Items from a data source
- - - -

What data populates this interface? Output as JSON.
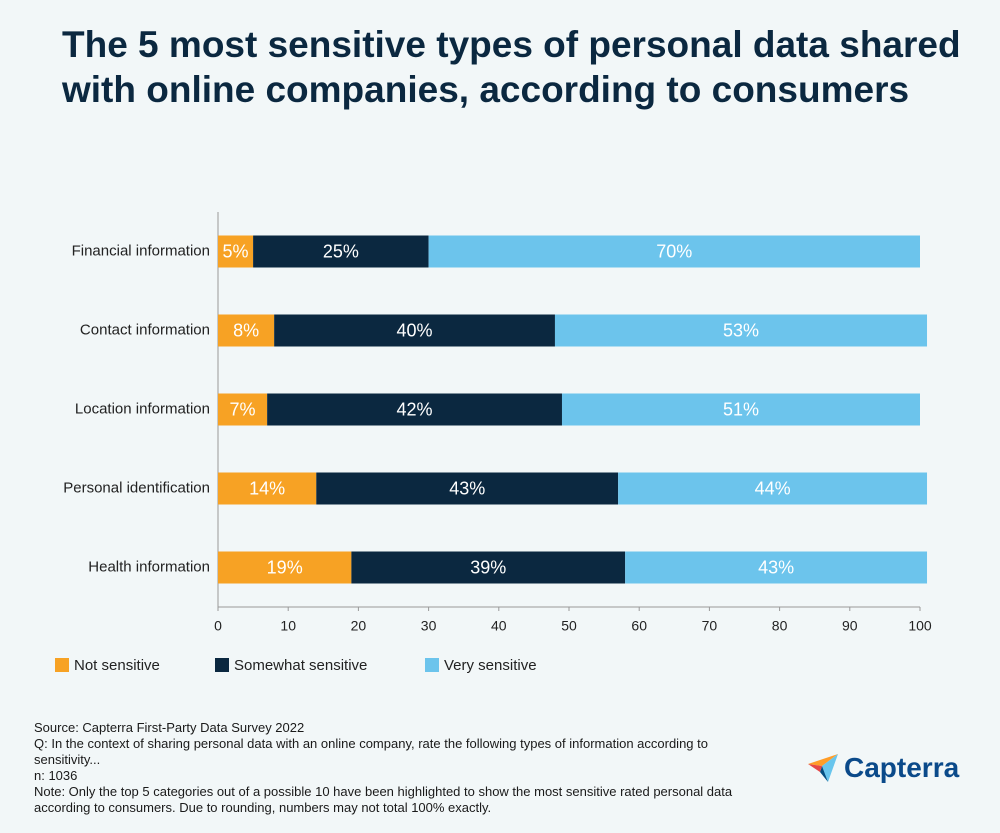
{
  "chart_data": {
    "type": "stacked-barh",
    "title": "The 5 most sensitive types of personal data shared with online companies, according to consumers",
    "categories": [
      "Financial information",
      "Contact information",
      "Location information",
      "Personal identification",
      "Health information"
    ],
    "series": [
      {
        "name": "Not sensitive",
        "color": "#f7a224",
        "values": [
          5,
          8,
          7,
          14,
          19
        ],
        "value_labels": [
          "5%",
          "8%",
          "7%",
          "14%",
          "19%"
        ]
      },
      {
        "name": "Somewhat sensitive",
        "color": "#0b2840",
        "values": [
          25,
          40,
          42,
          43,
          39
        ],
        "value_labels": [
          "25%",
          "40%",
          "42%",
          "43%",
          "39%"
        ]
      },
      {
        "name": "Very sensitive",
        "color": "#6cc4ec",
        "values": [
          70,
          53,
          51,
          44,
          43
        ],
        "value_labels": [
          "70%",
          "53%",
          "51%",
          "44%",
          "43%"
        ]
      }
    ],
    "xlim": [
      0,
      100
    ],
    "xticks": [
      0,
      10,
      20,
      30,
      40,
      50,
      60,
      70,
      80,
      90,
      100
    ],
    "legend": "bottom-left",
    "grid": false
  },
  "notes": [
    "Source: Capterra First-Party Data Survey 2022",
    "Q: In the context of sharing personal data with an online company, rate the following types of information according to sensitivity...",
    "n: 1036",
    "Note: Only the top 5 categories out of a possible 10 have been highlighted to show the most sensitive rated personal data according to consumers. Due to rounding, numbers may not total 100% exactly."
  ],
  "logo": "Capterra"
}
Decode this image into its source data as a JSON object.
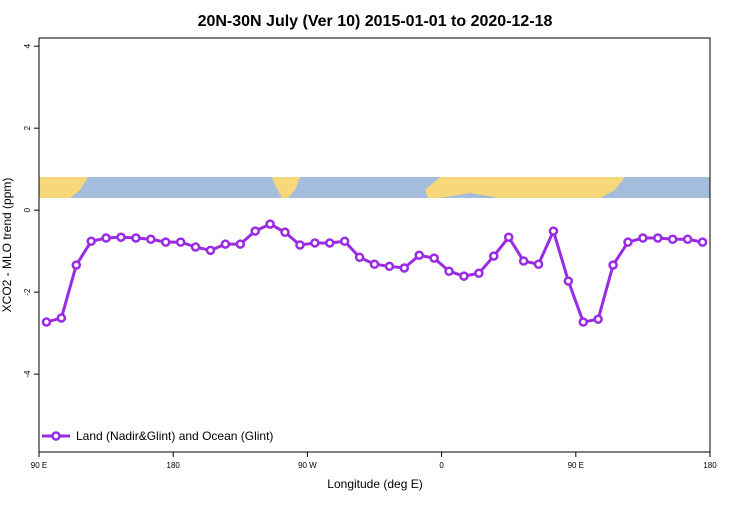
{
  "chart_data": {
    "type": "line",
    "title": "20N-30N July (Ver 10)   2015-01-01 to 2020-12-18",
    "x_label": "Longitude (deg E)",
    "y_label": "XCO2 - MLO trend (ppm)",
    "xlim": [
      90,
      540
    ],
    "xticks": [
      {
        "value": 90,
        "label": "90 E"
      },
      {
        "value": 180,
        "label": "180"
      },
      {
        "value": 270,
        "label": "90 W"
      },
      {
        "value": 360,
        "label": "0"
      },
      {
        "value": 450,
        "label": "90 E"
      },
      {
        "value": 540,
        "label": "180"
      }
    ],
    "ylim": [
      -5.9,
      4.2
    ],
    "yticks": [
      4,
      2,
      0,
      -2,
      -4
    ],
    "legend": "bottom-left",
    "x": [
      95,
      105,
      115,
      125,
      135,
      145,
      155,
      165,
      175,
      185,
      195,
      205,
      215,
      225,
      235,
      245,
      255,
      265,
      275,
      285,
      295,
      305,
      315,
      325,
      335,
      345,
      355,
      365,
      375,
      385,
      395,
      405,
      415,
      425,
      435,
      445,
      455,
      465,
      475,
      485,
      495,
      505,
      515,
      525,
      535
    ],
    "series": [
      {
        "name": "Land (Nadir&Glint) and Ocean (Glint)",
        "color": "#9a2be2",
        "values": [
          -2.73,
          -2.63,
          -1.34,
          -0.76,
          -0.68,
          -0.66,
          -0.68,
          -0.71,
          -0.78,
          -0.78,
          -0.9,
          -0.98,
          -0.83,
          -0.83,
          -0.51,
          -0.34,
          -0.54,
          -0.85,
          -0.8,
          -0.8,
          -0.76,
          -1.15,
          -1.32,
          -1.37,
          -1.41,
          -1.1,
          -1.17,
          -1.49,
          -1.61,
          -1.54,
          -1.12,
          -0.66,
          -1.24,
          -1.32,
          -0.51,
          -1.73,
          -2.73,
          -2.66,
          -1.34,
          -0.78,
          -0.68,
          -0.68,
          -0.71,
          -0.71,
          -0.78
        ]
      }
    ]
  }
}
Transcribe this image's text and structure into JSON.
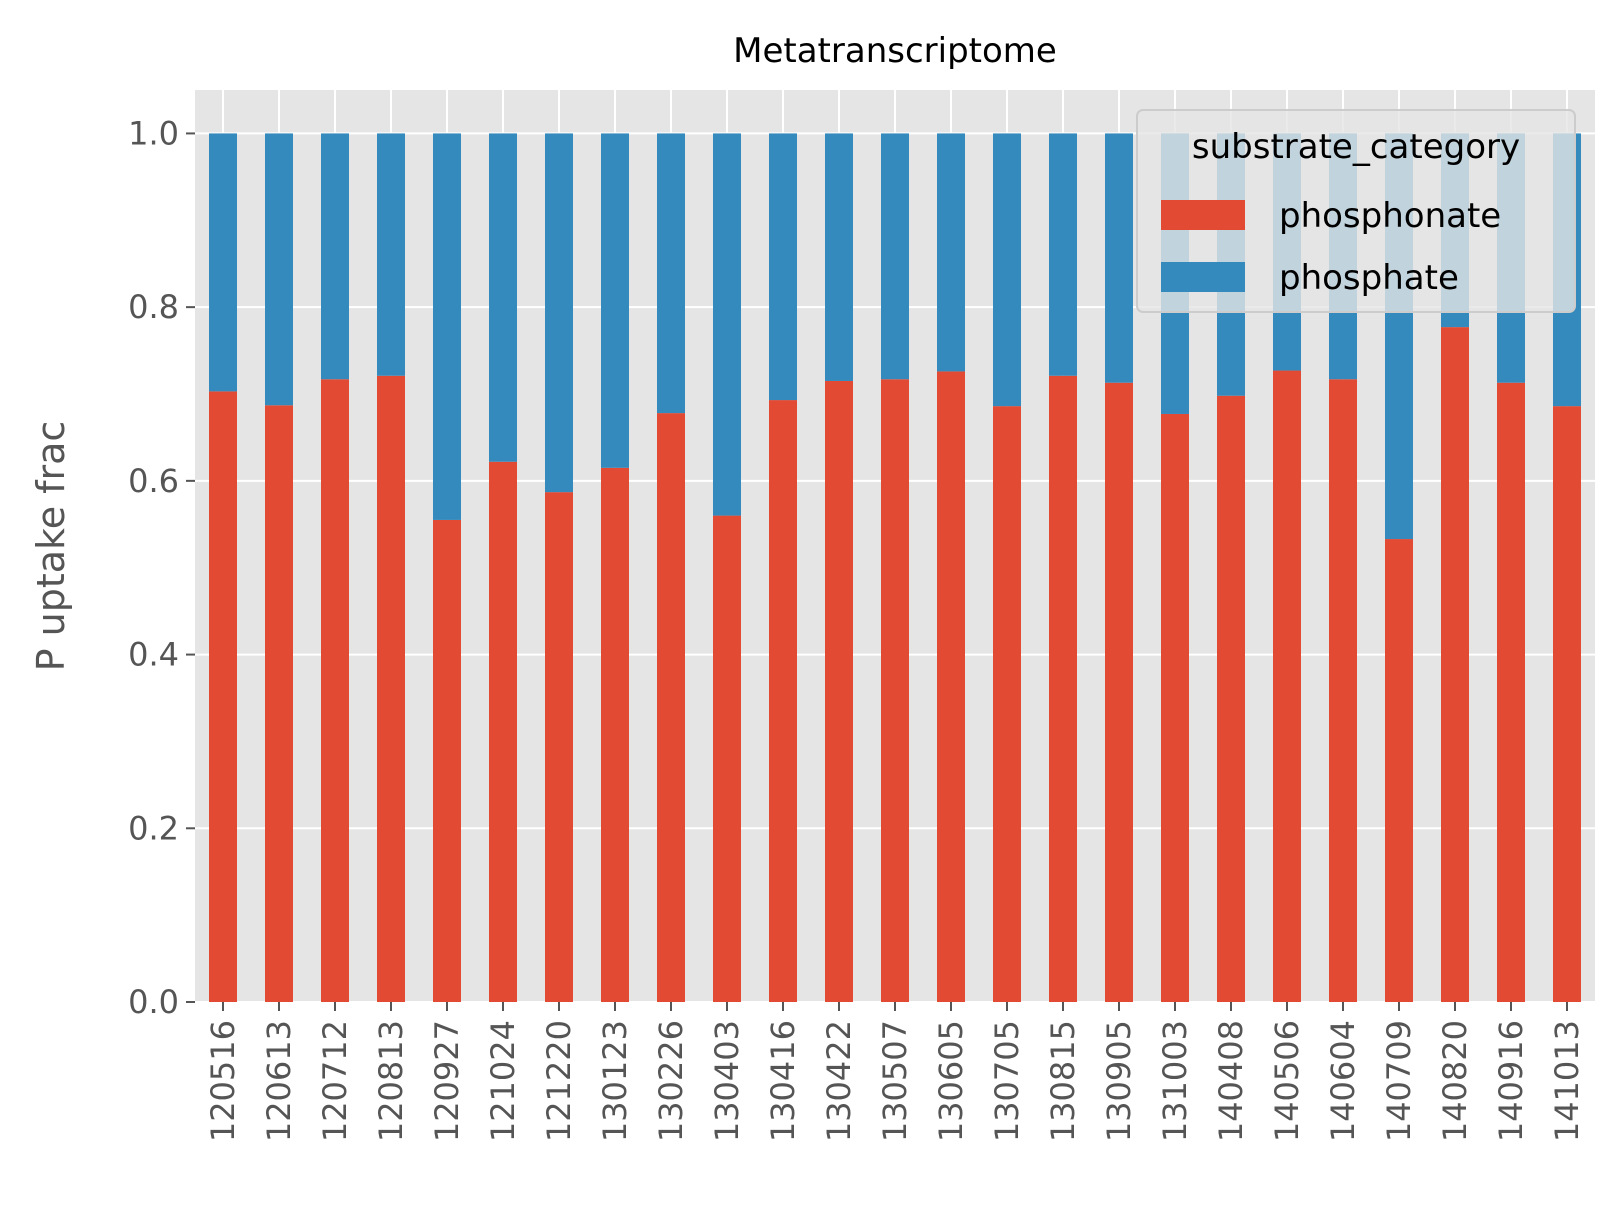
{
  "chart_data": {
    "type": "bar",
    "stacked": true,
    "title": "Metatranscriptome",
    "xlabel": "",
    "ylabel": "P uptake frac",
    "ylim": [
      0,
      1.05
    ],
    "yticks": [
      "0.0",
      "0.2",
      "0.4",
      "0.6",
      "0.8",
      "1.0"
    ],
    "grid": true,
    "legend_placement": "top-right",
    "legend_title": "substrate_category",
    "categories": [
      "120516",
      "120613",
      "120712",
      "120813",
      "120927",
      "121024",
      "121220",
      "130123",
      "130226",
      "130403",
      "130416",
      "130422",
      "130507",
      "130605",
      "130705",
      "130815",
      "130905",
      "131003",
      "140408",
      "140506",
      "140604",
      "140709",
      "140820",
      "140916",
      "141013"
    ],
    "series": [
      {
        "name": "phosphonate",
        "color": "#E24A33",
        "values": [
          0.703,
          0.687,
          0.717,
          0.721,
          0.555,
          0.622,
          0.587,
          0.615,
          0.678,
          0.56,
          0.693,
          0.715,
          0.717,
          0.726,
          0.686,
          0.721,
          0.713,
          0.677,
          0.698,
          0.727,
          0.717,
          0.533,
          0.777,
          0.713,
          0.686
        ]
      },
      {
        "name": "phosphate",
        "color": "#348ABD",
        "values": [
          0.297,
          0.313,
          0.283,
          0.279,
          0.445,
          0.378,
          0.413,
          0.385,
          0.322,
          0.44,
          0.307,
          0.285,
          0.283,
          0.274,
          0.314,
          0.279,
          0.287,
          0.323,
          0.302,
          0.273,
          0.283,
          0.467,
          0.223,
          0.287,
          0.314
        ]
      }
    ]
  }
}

- - - -

TASK REQUIREMENTS:
From the records given above, copy all lines containing "image".

SOLUTION BELOW:
Decode this image into its source data as a JSON object.
Transcribe this image's text and structure into JSON.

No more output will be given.